Possible remedies for next time: For bright sunny conditions such as this, a diffuser will be a godsend. If you can't get an assistant, perhaps look into a 8' to 10' tall stand with an arm to hold a reflector/diffuser. You'll want some counterweights to avoid having the rig blow over. 
Under expose the background and let your flash light the subject. 
Get a synch cord for the SB600 so that you can position the flash other than on the lens axis.

#2 - Again a diffuser would've helped by evening out the exposure on the face (left cheek). Similar comments about under exposing the background. I would clone out (content aware in CS5) the ghost bokeh left of frame near her face. Also remove the stray strands of hair on her chest. Again, very nice focus on the eyes.

She is very pretty and I think you did a nice job of it. The more you do it under less than ideal situations, the more confidence you'll have to go into auto mode........ errr, I mean your brain, not the gear.


----------



## ababysean (Sep 9, 2010)

It is usually TF, in my experience.


----------



## PerfectlyFlawed (Sep 9, 2010)

ababysean said:


> what do you mean?
> My "gear"?
> lol
> I have a NikonD3000 and a SB-600.


What lens did you use for the shoot?


----------



## PerfectlyFlawed (Sep 9, 2010)

By the way, Great job with the shoot! They look pretty damn good, Imo.


----------



## ababysean (Sep 9, 2010)

oh lol

35mm 1.8


----------

· · ·

## PROMPT A
From the listing, return verbatim the lines from the line with "x-title-rest: /(mg·g bbox=[777, 9, 914, 58]" to the line with "data-point bbox=[700, 726, 726, 752]".
The forum thread and the listing have no connection to each other.

· · ·

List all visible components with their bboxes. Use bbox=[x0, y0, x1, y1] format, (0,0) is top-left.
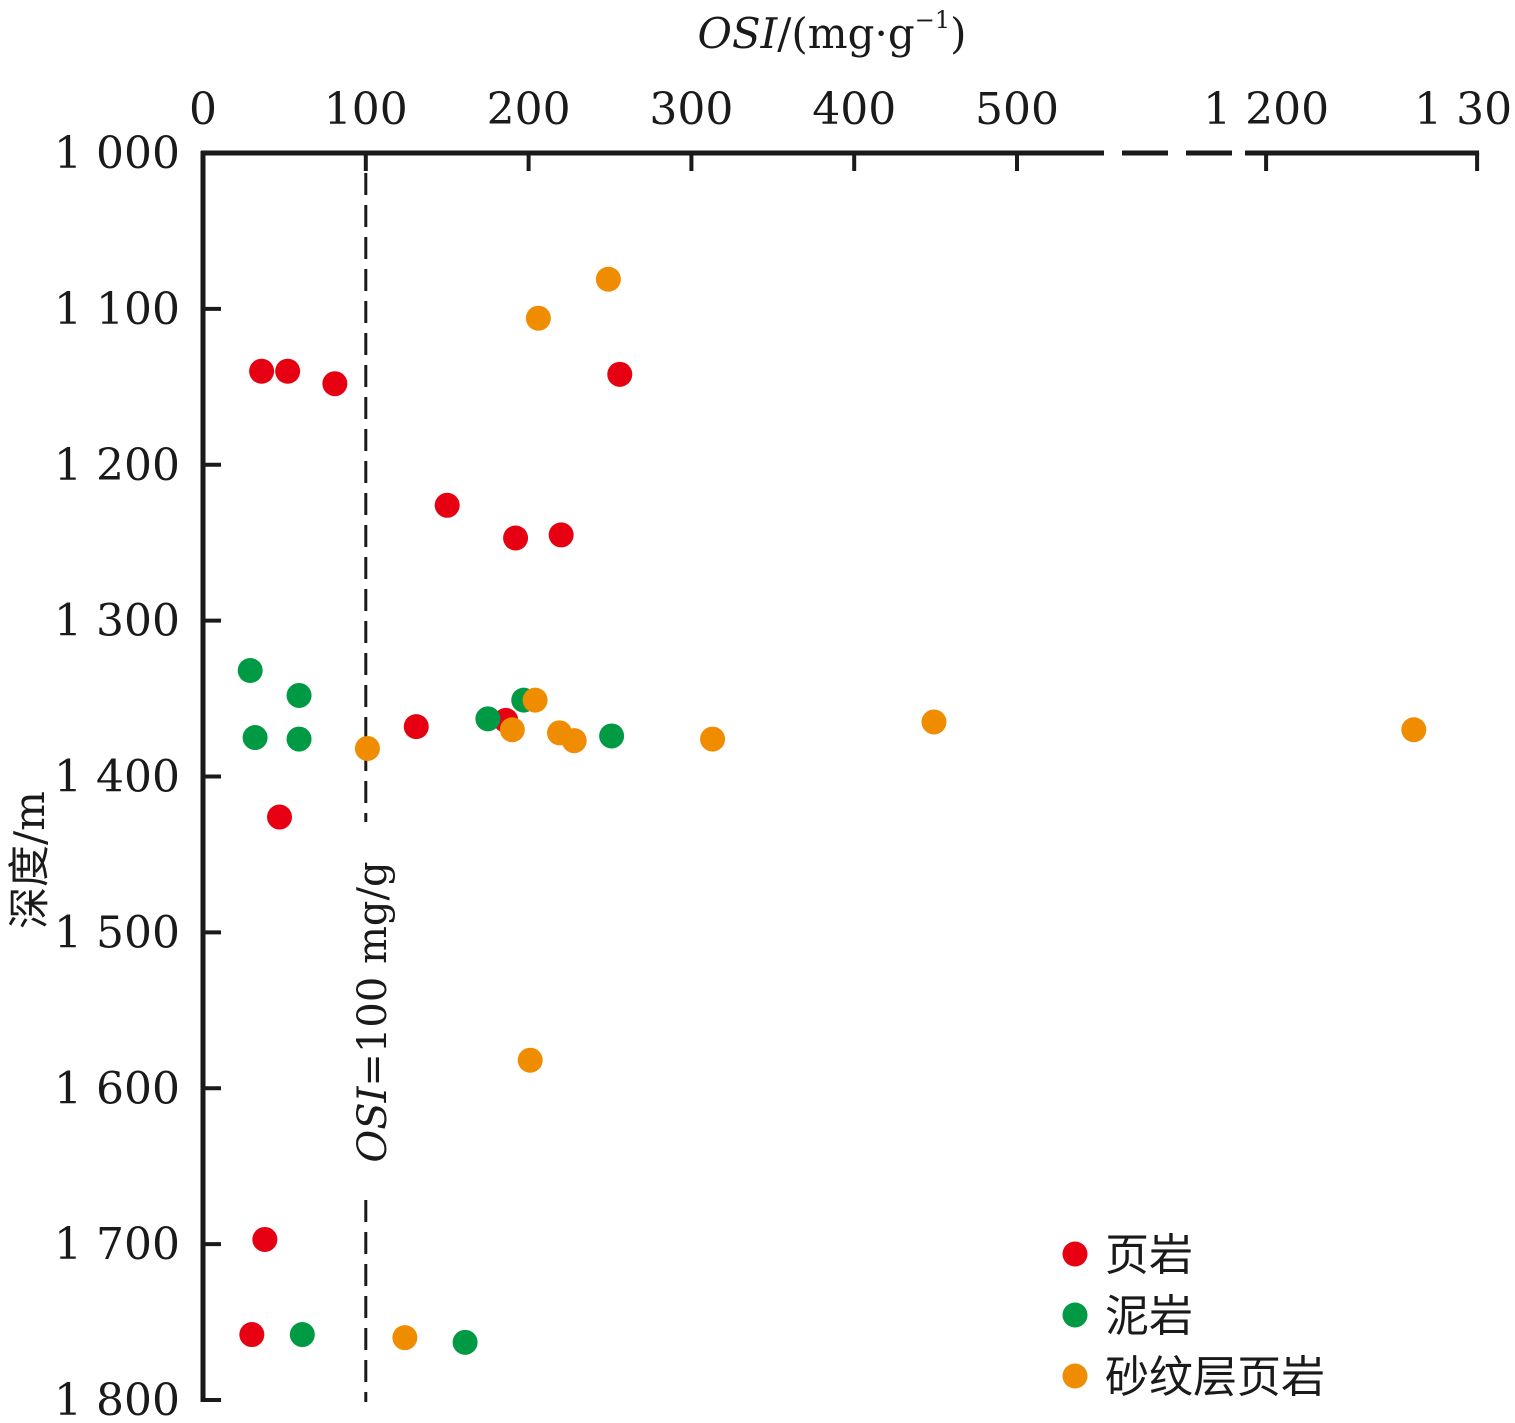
x-title-rest: /(mg·g bbox=[777, 9, 914, 58]
data-point bbox=[921, 709, 947, 735]
data-point bbox=[561, 728, 587, 754]
data-point bbox=[499, 717, 525, 743]
data-point bbox=[249, 358, 275, 384]
y-tick-label: 1 300 bbox=[54, 596, 180, 647]
x-tick-label: 300 bbox=[649, 84, 733, 135]
data-point bbox=[403, 714, 429, 740]
data-point bbox=[700, 726, 726, 752]
x-tick-label: 200 bbox=[487, 84, 571, 135]
y-tick-label: 1 800 bbox=[54, 1375, 180, 1423]
data-point bbox=[275, 358, 301, 384]
data-point bbox=[1401, 717, 1427, 743]
reference-line-label: OSI=100 mg/g bbox=[350, 861, 396, 1162]
data-point bbox=[289, 1322, 315, 1348]
data-points-group bbox=[237, 266, 1427, 1355]
data-point bbox=[607, 361, 633, 387]
axes-group: 0 100 200 300 400 500 1 200 1 300 1 000 1 100 1 20… bbox=[54, 84, 1515, 1423]
data-point bbox=[237, 658, 263, 684]
x-title-close: ) bbox=[950, 9, 966, 58]
y-tick-label: 1 600 bbox=[54, 1063, 180, 1114]
data-point bbox=[548, 522, 574, 548]
y-tick-label: 1 500 bbox=[54, 907, 180, 958]
x-axis-title: OSI/(mg·g−1) bbox=[697, 6, 966, 58]
y-tick-label: 1 100 bbox=[54, 284, 180, 335]
legend-label: 页岩 bbox=[1105, 1230, 1193, 1281]
data-point bbox=[286, 726, 312, 752]
data-point bbox=[392, 1325, 418, 1351]
y-tick-label: 1 200 bbox=[54, 440, 180, 491]
x-tick-label: 0 bbox=[189, 84, 217, 135]
x-tick-label: 1 200 bbox=[1203, 84, 1329, 135]
data-point bbox=[595, 266, 621, 292]
legend-marker bbox=[1062, 1241, 1088, 1267]
data-point bbox=[475, 706, 501, 732]
data-point bbox=[452, 1329, 478, 1355]
x-tick-label: 500 bbox=[975, 84, 1059, 135]
data-point bbox=[322, 371, 348, 397]
ref-label-rest: =100 mg/g bbox=[350, 861, 396, 1086]
data-point bbox=[286, 682, 312, 708]
data-point bbox=[525, 305, 551, 331]
data-point bbox=[503, 525, 529, 551]
data-point bbox=[267, 804, 293, 830]
x-tick-label: 400 bbox=[812, 84, 896, 135]
data-point bbox=[434, 492, 460, 518]
data-point bbox=[242, 725, 268, 751]
data-point bbox=[522, 687, 548, 713]
ref-label-italic: OSI bbox=[350, 1085, 396, 1162]
data-point bbox=[354, 735, 380, 761]
legend-marker bbox=[1062, 1302, 1088, 1328]
data-point bbox=[252, 1226, 278, 1252]
x-tick-label: 100 bbox=[324, 84, 408, 135]
legend-label: 泥岩 bbox=[1105, 1291, 1193, 1342]
data-point bbox=[599, 723, 625, 749]
x-tick-label: 1 300 bbox=[1414, 84, 1515, 135]
legend-label: 砂纹层页岩 bbox=[1105, 1352, 1325, 1403]
x-title-sup: −1 bbox=[915, 6, 950, 34]
data-point bbox=[239, 1322, 265, 1348]
legend-marker bbox=[1062, 1363, 1088, 1389]
y-tick-label: 1 400 bbox=[54, 752, 180, 803]
x-title-italic: OSI bbox=[697, 9, 778, 58]
y-tick-label: 1 700 bbox=[54, 1219, 180, 1270]
y-tick-label: 1 000 bbox=[54, 128, 180, 179]
y-axis-title: 深度/m bbox=[5, 791, 54, 929]
data-point bbox=[517, 1047, 543, 1073]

· · ·

## PROMPT B
According to the forum thread, which lens did ababysean use for the shoot?

## FINAL ANSWER A
x-title-rest: /(mg·g bbox=[777, 9, 914, 58]
data-point bbox=[921, 709, 947, 735]
data-point bbox=[561, 728, 587, 754]
data-point bbox=[499, 717, 525, 743]
data-point bbox=[249, 358, 275, 384]
y-tick-label: 1 300 bbox=[54, 596, 180, 647]
x-tick-label: 300 bbox=[649, 84, 733, 135]
data-point bbox=[403, 714, 429, 740]
data-point bbox=[700, 726, 726, 752]

## FINAL ANSWER B
A 35mm 1.8 lens.